— BEGIN Supplied material —

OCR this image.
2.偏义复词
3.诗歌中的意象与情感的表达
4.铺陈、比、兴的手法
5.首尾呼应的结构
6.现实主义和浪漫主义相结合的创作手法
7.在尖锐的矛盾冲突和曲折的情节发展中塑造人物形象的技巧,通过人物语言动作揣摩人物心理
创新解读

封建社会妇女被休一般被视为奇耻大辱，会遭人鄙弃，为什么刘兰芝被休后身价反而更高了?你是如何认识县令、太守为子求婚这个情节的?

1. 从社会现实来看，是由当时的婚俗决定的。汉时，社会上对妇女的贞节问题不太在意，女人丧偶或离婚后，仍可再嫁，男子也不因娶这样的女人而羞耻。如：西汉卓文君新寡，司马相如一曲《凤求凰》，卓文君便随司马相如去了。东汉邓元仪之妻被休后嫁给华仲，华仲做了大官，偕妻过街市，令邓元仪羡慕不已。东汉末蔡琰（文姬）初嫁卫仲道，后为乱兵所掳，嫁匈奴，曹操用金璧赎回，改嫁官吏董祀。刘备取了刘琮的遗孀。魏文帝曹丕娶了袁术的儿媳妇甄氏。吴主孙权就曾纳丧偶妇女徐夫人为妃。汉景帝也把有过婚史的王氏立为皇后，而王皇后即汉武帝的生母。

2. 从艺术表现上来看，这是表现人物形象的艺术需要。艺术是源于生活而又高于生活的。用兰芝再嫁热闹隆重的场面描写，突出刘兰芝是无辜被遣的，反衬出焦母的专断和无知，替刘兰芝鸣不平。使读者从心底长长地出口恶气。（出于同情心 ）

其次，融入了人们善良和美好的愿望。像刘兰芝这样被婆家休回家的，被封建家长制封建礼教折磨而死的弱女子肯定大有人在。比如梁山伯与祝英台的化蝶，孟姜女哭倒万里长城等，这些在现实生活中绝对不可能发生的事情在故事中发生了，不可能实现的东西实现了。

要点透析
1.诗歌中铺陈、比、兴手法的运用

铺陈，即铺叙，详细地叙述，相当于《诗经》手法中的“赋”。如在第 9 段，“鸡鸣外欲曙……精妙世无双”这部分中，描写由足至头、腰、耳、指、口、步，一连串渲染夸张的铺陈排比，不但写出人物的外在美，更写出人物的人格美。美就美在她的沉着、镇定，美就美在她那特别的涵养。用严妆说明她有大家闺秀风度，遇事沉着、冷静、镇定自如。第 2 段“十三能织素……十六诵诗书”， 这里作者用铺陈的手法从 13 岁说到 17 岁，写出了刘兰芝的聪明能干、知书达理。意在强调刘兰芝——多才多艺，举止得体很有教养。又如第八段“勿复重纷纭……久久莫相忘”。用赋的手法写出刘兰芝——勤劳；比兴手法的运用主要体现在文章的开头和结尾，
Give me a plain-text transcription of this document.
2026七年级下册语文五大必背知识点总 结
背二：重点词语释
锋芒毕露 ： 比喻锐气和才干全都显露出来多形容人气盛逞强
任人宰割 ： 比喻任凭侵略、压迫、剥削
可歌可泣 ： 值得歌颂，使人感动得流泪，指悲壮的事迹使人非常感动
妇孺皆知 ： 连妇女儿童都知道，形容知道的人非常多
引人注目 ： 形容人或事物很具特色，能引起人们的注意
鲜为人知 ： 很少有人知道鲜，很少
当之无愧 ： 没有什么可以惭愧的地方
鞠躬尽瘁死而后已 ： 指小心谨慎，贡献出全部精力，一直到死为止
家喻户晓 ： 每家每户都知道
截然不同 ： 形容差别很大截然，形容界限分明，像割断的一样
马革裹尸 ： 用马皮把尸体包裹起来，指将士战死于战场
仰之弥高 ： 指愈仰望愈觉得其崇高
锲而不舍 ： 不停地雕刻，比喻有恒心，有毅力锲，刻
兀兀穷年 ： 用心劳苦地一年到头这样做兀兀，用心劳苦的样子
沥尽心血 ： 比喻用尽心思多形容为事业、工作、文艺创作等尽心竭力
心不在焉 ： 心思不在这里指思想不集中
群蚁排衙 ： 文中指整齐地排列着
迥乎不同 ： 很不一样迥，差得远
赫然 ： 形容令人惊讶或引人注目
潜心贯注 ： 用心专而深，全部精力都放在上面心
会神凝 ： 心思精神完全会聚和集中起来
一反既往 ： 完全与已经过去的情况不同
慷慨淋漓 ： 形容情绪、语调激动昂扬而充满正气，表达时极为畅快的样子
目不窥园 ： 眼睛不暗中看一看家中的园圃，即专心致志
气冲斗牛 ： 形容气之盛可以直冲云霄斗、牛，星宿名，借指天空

— END Supplied material —

**Problem statement:**
From the line with "Give me a plain-text" to the last line of the material, give every line again exactly, and only those lines.

**Finished task:**
Give me a plain-text transcription of this document.
2026七年级下册语文五大必背知识点总 结
背二：重点词语释
锋芒毕露 ： 比喻锐气和才干全都显露出来多形容人气盛逞强
任人宰割 ： 比喻任凭侵略、压迫、剥削
可歌可泣 ： 值得歌颂，使人感动得流泪，指悲壮的事迹使人非常感动
妇孺皆知 ： 连妇女儿童都知道，形容知道的人非常多
引人注目 ： 形容人或事物很具特色，能引起人们的注意
鲜为人知 ： 很少有人知道鲜，很少
当之无愧 ： 没有什么可以惭愧的地方
鞠躬尽瘁死而后已 ： 指小心谨慎，贡献出全部精力，一直到死为止
家喻户晓 ： 每家每户都知道
截然不同 ： 形容差别很大截然，形容界限分明，像割断的一样
马革裹尸 ： 用马皮把尸体包裹起来，指将士战死于战场
仰之弥高 ： 指愈仰望愈觉得其崇高
锲而不舍 ： 不停地雕刻，比喻有恒心，有毅力锲，刻
兀兀穷年 ： 用心劳苦地一年到头这样做兀兀，用心劳苦的样子
沥尽心血 ： 比喻用尽心思多形容为事业、工作、文艺创作等尽心竭力
心不在焉 ： 心思不在这里指思想不集中
群蚁排衙 ： 文中指整齐地排列着
迥乎不同 ： 很不一样迥，差得远
赫然 ： 形容令人惊讶或引人注目
潜心贯注 ： 用心专而深，全部精力都放在上面心
会神凝 ： 心思精神完全会聚和集中起来
一反既往 ： 完全与已经过去的情况不同
慷慨淋漓 ： 形容情绪、语调激动昂扬而充满正气，表达时极为畅快的样子
目不窥园 ： 眼睛不暗中看一看家中的园圃，即专心致志
气冲斗牛 ： 形容气之盛可以直冲云霄斗、牛，星宿名，借指天空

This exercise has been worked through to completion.